Instruction: Copy the data that follows exactly. Include no pictures.

Listed entries:
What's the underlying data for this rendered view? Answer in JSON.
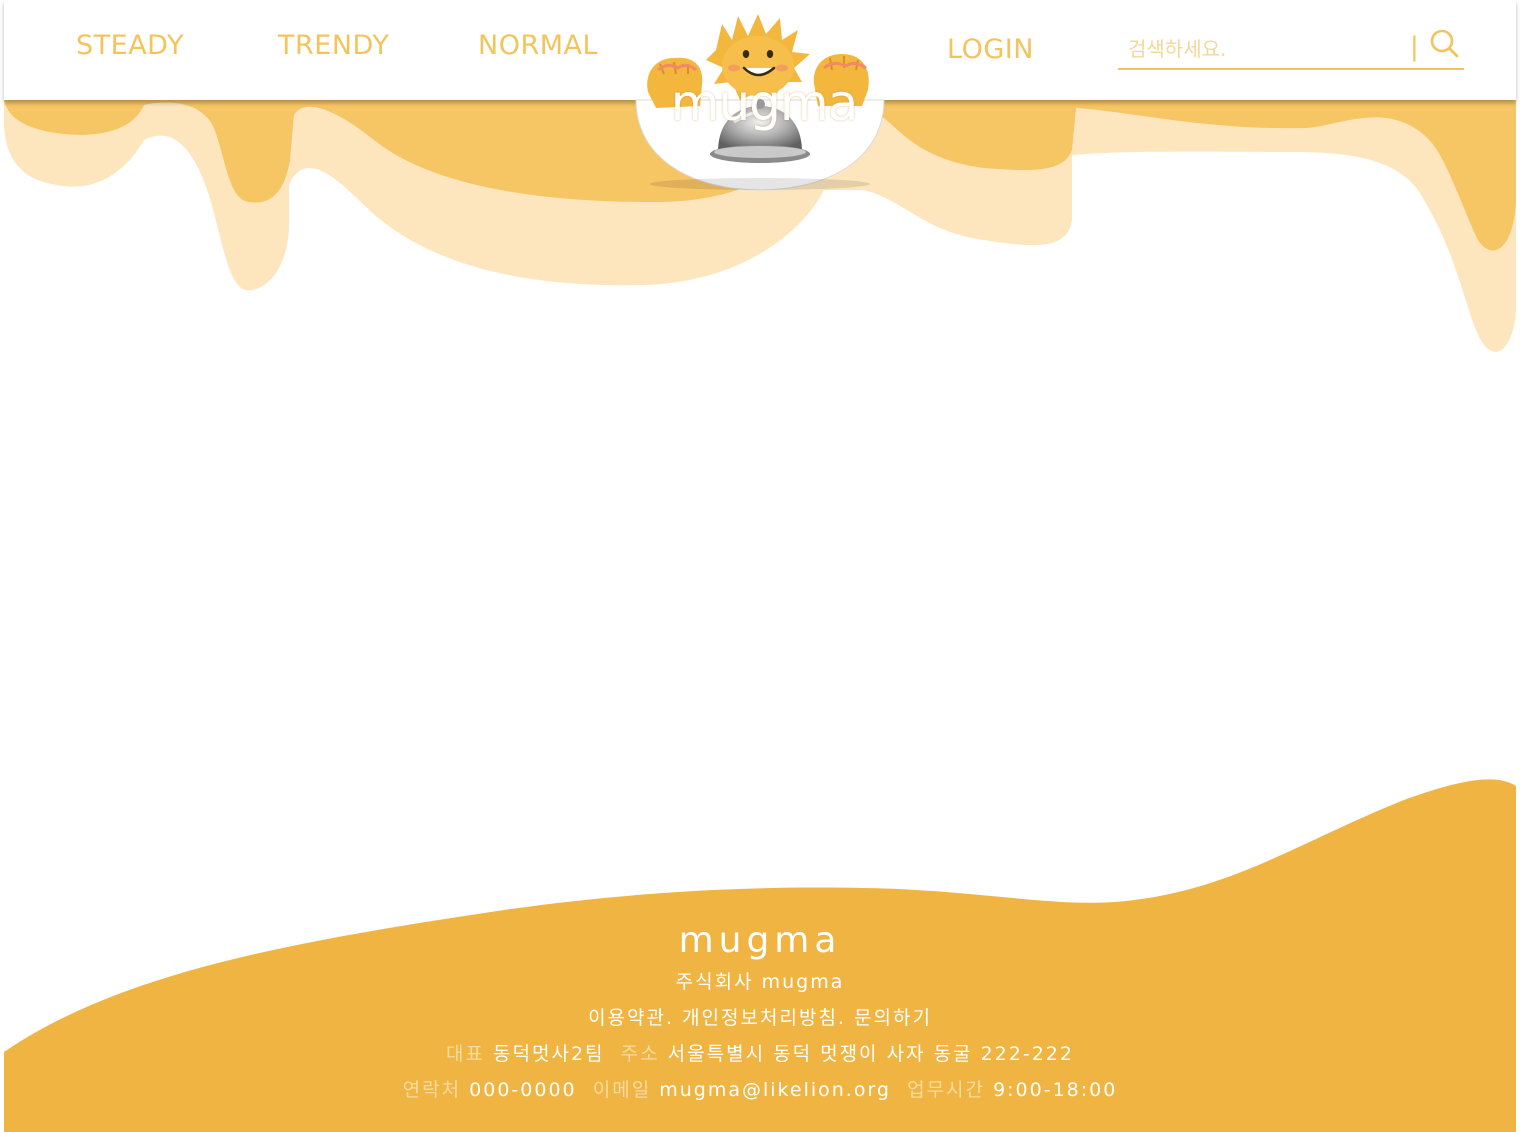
{
  "header": {
    "nav": [
      "STEADY",
      "TRENDY",
      "NORMAL"
    ],
    "login": "LOGIN",
    "logo_text": "mugma",
    "search": {
      "placeholder": "검색하세요.",
      "separator": "|"
    }
  },
  "footer": {
    "brand": "mugma",
    "company": "주식회사 mugma",
    "links": [
      "이용약관.",
      "개인정보처리방침.",
      "문의하기"
    ],
    "ceo_label": "대표",
    "ceo": "동덕멋사2팀",
    "address_label": "주소",
    "address": "서울특별시 동덕 멋쟁이 사자 동굴 222-222",
    "phone_label": "연락처",
    "phone": "000-0000",
    "email_label": "이메일",
    "email": "mugma@likelion.org",
    "hours_label": "업무시간",
    "hours": "9:00-18:00"
  },
  "colors": {
    "accent": "#f3c45c",
    "drip_dark": "#f6c564",
    "drip_light": "#fde6bd",
    "footer": "#f0b442",
    "white": "#ffffff"
  },
  "icons": [
    "search-icon",
    "mascot-icon",
    "cloche-icon"
  ]
}
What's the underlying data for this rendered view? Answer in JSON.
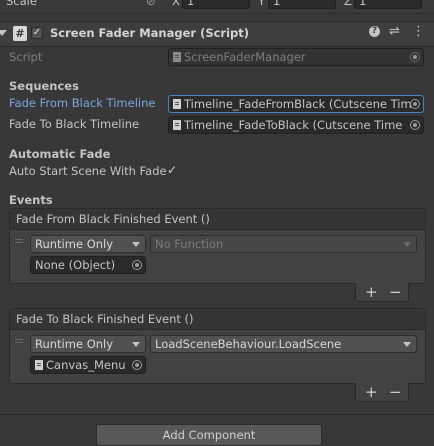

Exercise response:
What's the underlying data for this rendered view? Answer in JSON.
{
  "header": {
    "nav": [
      "STEADY",
      "TRENDY",
      "NORMAL"
    ],
    "login": "LOGIN",
    "logo_text": "mugma",
    "search": {
      "placeholder": "검색하세요.",
      "separator": "|"
    }
  },
  "footer": {
    "brand": "mugma",
    "company": "주식회사 mugma",
    "links": [
      "이용약관.",
      "개인정보처리방침.",
      "문의하기"
    ],
    "ceo_label": "대표",
    "ceo": "동덕멋사2팀",
    "address_label": "주소",
    "address": "서울특별시 동덕 멋쟁이 사자 동굴 222-222",
    "phone_label": "연락처",
    "phone": "000-0000",
    "email_label": "이메일",
    "email": "mugma@likelion.org",
    "hours_label": "업무시간",
    "hours": "9:00-18:00"
  },
  "colors": {
    "accent": "#f3c45c",
    "drip_dark": "#f6c564",
    "drip_light": "#fde6bd",
    "footer": "#f0b442",
    "white": "#ffffff"
  },
  "icons": [
    "search-icon",
    "mascot-icon",
    "cloche-icon"
  ]
}
What's the underlying data for this rendered view? Answer in JSON.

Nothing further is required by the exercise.